_WRITTEN PROBLEM_
Write out every entry exactly as given, but omit the pictures.

_GIVEN INFORMATION_
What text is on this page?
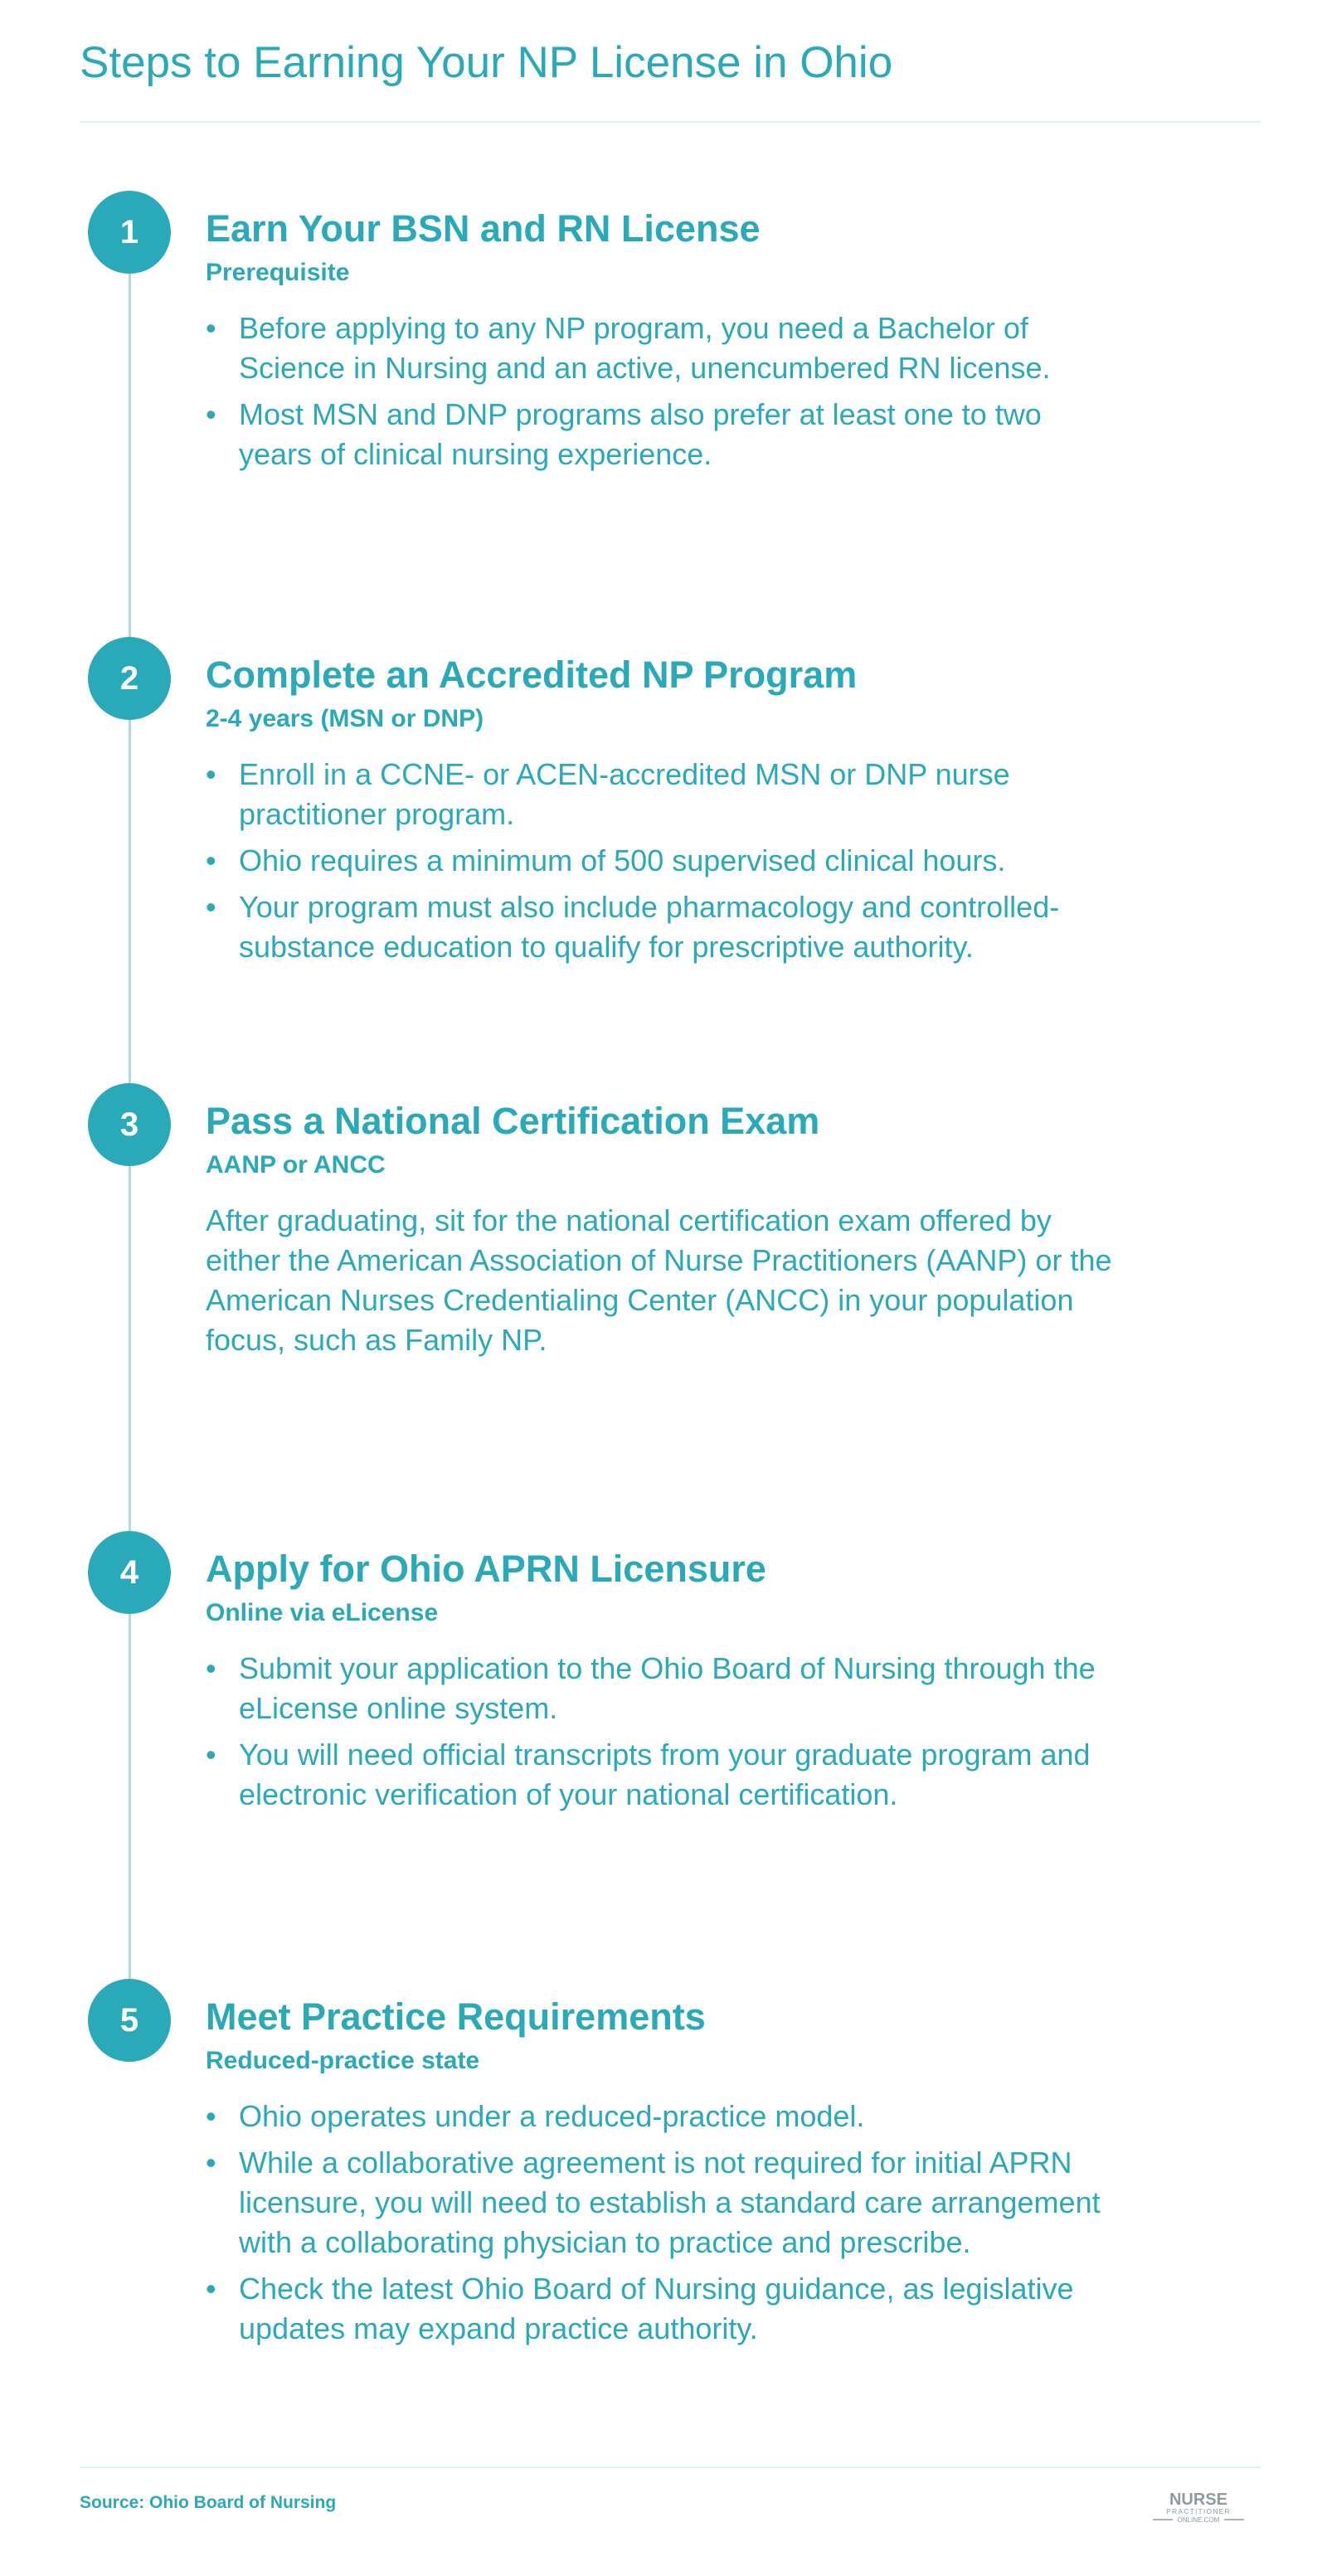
Steps to Earning Your NP License in Ohio
1	Earn Your BSN and RN License
Prerequisite
• Before applying to any NP program, you need a Bachelor of Science in Nursing and an active, unencumbered RN license.
• Most MSN and DNP programs also prefer at least one to two years of clinical nursing experience.
2	Complete an Accredited NP Program
2-4 years (MSN or DNP)
• Enroll in a CCNE- or ACEN-accredited MSN or DNP nurse practitioner program.
• Ohio requires a minimum of 500 supervised clinical hours.
• Your program must also include pharmacology and controlled-substance education to qualify for prescriptive authority.
3	Pass a National Certification Exam
AANP or ANCC

After graduating, sit for the national certification exam offered by either the American Association of Nurse Practitioners (AANP) or the American Nurses Credentialing Center (ANCC) in your population focus, such as Family NP.

4	Apply for Ohio APRN Licensure
Online via eLicense
• Submit your application to the Ohio Board of Nursing through the eLicense online system.
• You will need official transcripts from your graduate program and electronic verification of your national certification.
5	Meet Practice Requirements
Reduced-practice state
• Ohio operates under a reduced-practice model.
• While a collaborative agreement is not required for initial APRN licensure, you will need to establish a standard care arrangement with a collaborating physician to practice and prescribe.
• Check the latest Ohio Board of Nursing guidance, as legislative updates may expand practice authority.
Source: Ohio Board of Nursing	NURSE
PRACTITIONER
ONLINE.COM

_CORRECT RESULT_
What text is on this page?
Steps to Earning Your NP License in Ohio
1	Earn Your BSN and RN License
Prerequisite
• Before applying to any NP program, you need a Bachelor of Science in Nursing and an active, unencumbered RN license.
• Most MSN and DNP programs also prefer at least one to two years of clinical nursing experience.
2	Complete an Accredited NP Program
2-4 years (MSN or DNP)
• Enroll in a CCNE- or ACEN-accredited MSN or DNP nurse practitioner program.
• Ohio requires a minimum of 500 supervised clinical hours.
• Your program must also include pharmacology and controlled-substance education to qualify for prescriptive authority.
3	Pass a National Certification Exam
AANP or ANCC

After graduating, sit for the national certification exam offered by either the American Association of Nurse Practitioners (AANP) or the American Nurses Credentialing Center (ANCC) in your population focus, such as Family NP.

4	Apply for Ohio APRN Licensure
Online via eLicense
• Submit your application to the Ohio Board of Nursing through the eLicense online system.
• You will need official transcripts from your graduate program and electronic verification of your national certification.
5	Meet Practice Requirements
Reduced-practice state
• Ohio operates under a reduced-practice model.
• While a collaborative agreement is not required for initial APRN licensure, you will need to establish a standard care arrangement with a collaborating physician to practice and prescribe.
• Check the latest Ohio Board of Nursing guidance, as legislative updates may expand practice authority.
Source: Ohio Board of Nursing	NURSE
PRACTITIONER
ONLINE.COM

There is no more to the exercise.